[Objective] Copy out each line that mentions the word "применения".

[Data supplied]
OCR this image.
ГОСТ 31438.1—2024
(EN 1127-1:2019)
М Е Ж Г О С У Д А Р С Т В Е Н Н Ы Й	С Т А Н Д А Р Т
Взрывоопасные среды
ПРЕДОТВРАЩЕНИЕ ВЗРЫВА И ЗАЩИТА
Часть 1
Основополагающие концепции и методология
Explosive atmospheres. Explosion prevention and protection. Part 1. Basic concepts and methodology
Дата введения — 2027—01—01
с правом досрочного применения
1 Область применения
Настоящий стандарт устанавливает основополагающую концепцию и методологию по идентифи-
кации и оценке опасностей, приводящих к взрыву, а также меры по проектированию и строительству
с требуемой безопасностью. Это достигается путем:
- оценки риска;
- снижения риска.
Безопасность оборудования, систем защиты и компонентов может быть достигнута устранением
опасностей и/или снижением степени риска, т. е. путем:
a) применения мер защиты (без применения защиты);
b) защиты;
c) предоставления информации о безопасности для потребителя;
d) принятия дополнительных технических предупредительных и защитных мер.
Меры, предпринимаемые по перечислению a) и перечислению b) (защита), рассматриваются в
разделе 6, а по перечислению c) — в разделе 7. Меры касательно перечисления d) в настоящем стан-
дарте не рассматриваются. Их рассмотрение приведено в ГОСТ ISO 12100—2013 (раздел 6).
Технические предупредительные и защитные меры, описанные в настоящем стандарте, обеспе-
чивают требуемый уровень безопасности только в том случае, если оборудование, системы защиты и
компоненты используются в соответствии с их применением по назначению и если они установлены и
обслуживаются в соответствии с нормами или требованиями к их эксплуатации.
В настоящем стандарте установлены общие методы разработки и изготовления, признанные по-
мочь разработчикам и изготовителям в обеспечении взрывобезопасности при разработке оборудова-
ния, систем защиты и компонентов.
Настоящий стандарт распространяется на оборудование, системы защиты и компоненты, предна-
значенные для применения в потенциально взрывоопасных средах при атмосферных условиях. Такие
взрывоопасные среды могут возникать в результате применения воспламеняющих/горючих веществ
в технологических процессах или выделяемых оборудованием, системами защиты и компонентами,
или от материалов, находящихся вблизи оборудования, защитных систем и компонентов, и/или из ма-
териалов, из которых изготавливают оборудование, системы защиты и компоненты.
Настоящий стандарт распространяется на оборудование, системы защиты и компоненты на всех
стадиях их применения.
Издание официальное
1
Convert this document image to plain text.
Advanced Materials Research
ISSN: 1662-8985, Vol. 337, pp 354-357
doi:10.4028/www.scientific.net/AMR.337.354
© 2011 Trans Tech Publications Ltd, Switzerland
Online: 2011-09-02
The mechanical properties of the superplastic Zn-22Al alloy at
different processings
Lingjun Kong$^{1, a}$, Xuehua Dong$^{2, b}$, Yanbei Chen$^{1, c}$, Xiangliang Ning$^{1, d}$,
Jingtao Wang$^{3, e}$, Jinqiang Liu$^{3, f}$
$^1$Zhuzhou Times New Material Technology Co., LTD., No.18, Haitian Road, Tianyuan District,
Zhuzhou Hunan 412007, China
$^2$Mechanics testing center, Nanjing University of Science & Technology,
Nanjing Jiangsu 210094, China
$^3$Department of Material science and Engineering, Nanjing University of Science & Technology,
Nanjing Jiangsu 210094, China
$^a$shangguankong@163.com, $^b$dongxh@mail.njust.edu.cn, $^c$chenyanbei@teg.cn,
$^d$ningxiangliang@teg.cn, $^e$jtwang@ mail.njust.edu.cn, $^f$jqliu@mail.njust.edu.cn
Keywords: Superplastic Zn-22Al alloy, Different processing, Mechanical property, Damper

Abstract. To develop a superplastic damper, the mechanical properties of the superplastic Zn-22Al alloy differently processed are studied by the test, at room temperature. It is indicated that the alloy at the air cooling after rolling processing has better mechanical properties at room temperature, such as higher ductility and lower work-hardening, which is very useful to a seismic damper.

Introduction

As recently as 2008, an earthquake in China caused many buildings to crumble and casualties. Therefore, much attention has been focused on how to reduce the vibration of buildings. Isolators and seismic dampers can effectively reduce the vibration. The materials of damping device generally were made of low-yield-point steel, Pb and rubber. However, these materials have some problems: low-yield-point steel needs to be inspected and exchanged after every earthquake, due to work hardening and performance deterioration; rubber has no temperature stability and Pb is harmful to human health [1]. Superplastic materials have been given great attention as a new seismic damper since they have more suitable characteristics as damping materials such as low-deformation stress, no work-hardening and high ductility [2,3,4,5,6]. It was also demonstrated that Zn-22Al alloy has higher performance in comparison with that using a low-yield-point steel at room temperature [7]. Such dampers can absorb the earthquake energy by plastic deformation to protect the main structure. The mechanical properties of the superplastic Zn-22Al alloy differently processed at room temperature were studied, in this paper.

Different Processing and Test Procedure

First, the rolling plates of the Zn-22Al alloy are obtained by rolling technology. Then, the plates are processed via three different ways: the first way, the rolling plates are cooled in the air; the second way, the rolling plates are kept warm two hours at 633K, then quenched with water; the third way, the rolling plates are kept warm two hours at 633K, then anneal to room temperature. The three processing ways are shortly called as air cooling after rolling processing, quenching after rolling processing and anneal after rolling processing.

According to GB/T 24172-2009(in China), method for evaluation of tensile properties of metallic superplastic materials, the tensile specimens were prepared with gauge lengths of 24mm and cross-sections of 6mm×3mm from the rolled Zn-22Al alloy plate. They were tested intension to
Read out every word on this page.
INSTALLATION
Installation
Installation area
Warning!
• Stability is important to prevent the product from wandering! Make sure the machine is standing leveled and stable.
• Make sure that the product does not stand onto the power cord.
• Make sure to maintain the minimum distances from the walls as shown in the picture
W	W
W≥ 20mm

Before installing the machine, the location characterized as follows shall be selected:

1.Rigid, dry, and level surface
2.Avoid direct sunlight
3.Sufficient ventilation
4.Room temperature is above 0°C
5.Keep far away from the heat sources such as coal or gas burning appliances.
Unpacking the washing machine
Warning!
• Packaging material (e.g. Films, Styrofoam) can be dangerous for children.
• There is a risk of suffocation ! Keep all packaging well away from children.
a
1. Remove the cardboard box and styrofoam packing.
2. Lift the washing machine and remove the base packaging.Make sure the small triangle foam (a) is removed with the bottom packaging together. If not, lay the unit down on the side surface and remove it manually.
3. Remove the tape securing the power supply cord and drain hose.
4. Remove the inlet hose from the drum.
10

[Solution for this problem]
с правом досрочного применения
1 Область применения
a) применения мер защиты (без применения защиты);
значенные для применения в потенциально взрывоопасных средах при атмосферных условиях. Такие
взрывоопасные среды могут возникать в результате применения воспламеняющих/горючих веществ
стадиях их применения.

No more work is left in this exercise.